Fragmento extraído:

^^^^

VOX señala a la homofobia histórica de izquierdas


La formación de Abascal contesta en las redes sociales a las acusaciones que les vinculan torticeramente con el homicidio de La Coruña

En el libro El origen de la familia, la propiedad privada y el Estado (1884) Engels condenaba la homosexualidad describiéndola como “moralmente deteriorada”, “abominable”, “despreciable” y “degradante”. El coautor, junto a Karl Marx, de El manifiesto comunista, no estaba alejado de los postulados homófobos y racistas de la mayoría de sus camaradas. Este, que es un hecho conocido a poco que uno se documente, es sistemáticamente obviado por la izquierda que, cuando le interesa, reniega de sus orígenes y de sus crímenes aunque no duda en buscar nazis y herederos del franquismo en el siglo XXI. En la gente de VOX sin ir más lejos, como antes, aquí en España, lo fue en Ciudadanos y todavía lo es en el PP, a pesar de los esfuerzos de estas dos formaciones  de centro esponjoso por congratularse con los postulados LGTB que proclaman desde la izquierda.

En VOX han decidido responder a los ataques que ya durante la celebración del denominado ‘orgullo’ han recibido en las redes sociales y que se han visto agravadas con el lamentable asesinato del chico de 24 años Samuel, que recibió una paliza a manos de un grupo de brasileños (Samuel también lo era) y que en todo momento se ha instrumentalizado como un delito de odio con la homofobia como móvil principal.

^^^^

Información proporcionada:
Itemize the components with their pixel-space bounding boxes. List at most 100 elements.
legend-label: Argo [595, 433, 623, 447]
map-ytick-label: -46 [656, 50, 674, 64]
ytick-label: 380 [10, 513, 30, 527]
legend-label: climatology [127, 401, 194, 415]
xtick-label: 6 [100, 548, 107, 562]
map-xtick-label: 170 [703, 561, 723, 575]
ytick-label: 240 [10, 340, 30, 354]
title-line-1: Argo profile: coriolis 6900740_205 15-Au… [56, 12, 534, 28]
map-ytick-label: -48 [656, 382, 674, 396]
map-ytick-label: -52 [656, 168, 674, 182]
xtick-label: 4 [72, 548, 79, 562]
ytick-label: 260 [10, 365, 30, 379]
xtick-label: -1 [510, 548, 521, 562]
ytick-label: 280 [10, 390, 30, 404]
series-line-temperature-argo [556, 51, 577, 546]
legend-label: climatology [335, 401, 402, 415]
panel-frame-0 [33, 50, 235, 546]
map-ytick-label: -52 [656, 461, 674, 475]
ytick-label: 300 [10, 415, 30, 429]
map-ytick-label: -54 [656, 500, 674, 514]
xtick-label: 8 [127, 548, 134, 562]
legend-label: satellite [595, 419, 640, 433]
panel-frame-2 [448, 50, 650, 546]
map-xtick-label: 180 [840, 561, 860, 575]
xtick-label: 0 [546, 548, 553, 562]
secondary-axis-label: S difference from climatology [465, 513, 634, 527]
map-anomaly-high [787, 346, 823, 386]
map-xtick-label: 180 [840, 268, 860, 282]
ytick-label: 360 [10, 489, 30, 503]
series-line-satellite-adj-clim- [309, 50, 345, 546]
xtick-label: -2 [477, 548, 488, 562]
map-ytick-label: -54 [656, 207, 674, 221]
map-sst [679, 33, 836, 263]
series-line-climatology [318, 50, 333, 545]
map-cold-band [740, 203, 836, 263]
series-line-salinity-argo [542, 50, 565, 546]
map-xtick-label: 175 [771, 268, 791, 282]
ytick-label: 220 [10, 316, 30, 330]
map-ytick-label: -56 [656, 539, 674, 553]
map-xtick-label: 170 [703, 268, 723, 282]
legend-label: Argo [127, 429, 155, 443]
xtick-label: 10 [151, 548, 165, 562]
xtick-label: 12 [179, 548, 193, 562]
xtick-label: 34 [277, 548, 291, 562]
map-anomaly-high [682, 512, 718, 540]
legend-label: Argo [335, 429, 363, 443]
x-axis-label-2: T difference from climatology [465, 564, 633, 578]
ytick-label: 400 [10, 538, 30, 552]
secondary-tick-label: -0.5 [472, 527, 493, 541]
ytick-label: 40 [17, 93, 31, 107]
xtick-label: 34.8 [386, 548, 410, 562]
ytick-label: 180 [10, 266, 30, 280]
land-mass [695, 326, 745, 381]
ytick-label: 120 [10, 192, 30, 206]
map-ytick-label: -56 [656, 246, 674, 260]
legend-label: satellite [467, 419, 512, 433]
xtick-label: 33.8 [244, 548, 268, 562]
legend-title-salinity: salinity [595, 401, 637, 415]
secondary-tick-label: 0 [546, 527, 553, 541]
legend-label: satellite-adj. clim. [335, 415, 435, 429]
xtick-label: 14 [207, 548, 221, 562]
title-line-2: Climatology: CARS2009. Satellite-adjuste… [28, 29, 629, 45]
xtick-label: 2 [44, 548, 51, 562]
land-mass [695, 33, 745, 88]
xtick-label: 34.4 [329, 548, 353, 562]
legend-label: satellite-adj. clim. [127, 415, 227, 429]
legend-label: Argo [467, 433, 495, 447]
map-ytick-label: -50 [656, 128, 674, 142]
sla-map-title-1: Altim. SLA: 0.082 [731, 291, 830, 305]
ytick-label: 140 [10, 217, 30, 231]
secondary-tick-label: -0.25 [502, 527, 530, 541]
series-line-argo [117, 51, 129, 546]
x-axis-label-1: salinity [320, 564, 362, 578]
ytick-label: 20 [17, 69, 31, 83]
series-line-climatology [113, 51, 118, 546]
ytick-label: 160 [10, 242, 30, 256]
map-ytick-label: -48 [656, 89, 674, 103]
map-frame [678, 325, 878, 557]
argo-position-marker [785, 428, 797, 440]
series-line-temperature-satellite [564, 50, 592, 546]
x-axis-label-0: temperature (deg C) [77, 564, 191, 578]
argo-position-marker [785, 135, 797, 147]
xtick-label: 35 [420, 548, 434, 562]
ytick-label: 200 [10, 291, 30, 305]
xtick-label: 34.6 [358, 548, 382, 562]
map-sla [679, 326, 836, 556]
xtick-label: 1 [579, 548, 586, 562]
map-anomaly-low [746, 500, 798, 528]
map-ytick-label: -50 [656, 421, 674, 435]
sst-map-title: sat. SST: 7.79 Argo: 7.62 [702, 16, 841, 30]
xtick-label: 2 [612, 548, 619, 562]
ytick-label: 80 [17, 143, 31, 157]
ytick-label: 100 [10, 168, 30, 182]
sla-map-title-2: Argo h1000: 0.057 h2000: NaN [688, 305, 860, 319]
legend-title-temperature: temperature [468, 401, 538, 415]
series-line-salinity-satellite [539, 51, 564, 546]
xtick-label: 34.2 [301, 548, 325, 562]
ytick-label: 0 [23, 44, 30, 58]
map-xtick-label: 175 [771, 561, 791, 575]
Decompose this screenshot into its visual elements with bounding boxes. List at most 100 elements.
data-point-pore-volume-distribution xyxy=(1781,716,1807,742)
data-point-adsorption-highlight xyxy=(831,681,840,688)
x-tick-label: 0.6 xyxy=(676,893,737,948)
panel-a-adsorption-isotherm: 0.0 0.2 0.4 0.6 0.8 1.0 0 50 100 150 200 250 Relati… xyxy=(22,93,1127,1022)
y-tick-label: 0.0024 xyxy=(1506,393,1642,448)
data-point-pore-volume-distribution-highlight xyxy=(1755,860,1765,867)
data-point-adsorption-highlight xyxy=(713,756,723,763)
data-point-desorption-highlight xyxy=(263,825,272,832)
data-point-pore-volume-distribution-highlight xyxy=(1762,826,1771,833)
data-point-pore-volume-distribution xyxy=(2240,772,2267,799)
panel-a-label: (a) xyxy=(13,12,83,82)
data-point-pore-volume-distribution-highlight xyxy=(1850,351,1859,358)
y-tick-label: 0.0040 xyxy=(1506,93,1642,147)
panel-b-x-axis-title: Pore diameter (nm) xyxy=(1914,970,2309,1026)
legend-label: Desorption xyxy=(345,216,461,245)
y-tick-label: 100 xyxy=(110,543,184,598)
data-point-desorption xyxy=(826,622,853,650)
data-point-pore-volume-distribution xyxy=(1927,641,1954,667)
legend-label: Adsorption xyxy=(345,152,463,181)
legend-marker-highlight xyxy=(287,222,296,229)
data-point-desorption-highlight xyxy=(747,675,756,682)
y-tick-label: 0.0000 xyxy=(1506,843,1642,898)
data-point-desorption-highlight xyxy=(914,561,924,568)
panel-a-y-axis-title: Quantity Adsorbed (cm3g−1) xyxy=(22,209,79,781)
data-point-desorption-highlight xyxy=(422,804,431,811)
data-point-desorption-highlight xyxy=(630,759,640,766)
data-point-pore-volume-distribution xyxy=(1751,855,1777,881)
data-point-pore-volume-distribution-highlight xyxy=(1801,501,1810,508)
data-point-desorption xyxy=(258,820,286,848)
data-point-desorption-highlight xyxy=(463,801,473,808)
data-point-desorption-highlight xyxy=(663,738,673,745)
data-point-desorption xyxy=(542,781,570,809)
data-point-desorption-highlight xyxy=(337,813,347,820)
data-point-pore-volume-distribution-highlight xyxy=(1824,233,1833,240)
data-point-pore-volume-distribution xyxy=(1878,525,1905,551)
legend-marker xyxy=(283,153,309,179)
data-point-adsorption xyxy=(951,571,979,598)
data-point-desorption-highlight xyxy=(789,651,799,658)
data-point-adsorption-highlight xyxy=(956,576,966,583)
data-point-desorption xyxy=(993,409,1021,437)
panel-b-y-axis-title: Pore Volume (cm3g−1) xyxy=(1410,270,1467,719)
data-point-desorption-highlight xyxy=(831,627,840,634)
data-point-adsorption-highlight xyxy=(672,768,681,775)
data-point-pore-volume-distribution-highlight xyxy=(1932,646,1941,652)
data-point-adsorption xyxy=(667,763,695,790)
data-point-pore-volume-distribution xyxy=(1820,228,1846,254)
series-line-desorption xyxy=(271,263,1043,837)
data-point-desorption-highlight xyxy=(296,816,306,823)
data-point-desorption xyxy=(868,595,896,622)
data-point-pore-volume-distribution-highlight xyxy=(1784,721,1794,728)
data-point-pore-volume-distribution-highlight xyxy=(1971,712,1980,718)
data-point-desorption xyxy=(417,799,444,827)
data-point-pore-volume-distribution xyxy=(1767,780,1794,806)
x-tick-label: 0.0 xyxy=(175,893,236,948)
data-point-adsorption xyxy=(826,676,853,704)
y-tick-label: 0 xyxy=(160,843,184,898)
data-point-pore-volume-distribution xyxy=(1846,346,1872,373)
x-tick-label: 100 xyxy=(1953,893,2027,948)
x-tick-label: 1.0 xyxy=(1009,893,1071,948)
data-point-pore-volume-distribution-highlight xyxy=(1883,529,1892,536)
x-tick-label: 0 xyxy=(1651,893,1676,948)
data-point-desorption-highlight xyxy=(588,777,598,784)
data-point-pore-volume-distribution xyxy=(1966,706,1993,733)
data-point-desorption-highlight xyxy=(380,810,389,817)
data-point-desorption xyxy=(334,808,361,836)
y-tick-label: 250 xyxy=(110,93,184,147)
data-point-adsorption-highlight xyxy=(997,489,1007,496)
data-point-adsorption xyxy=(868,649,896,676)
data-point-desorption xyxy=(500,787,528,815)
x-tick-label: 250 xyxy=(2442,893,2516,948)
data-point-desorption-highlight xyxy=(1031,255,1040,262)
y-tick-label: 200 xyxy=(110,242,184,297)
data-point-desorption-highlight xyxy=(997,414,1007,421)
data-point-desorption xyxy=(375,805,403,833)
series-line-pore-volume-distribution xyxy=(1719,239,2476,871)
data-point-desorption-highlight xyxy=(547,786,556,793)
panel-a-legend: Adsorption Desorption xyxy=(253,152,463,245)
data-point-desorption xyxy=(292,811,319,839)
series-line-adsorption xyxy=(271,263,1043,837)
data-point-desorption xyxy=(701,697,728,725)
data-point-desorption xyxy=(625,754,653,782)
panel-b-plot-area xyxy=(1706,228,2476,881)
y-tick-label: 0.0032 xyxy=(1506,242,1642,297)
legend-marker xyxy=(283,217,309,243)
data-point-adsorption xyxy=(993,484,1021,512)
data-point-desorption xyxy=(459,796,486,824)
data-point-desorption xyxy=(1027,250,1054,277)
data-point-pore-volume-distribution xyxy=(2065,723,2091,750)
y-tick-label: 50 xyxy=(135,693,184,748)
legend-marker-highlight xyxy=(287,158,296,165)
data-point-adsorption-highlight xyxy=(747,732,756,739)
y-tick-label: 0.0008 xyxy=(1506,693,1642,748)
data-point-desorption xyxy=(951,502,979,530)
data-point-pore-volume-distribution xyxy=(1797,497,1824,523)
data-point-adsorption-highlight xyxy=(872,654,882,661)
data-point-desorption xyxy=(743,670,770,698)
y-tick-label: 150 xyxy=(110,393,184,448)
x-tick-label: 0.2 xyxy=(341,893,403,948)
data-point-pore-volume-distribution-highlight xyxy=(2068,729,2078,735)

^^^^

Qué harás:
[a] Reescribe la parte del fragmento que empieza en "En VOX han decidido" y continúa hasta "como móvil principal.", cambiando "paliza" por "agresión".
[b] Contesta estas preguntas según el fragmento:
(i) ¿En qué año se publicó el libro de Engels que se cita?
(ii) ¿Qué edad tenía Samuel?
(iii) ¿En qué ciudad ocurrió el homicidio mencionado?
Las entradas proceden de una fuente distinta.

Respuestas por apartado:
[a]
En VOX han decidido responder a los ataques que ya durante la celebración del denominado ‘orgullo’ han recibido en las redes sociales y que se han visto agravadas con el lamentable asesinato del chico de 24 años Samuel, que recibió una agresión a manos de un grupo de brasileños (Samuel también lo era) y que en todo momento se ha instrumentalizado como un delito de odio con la homofobia como móvil principal.

[b]
(i) En 1884.
(ii) 24 años.
(iii) En La Coruña.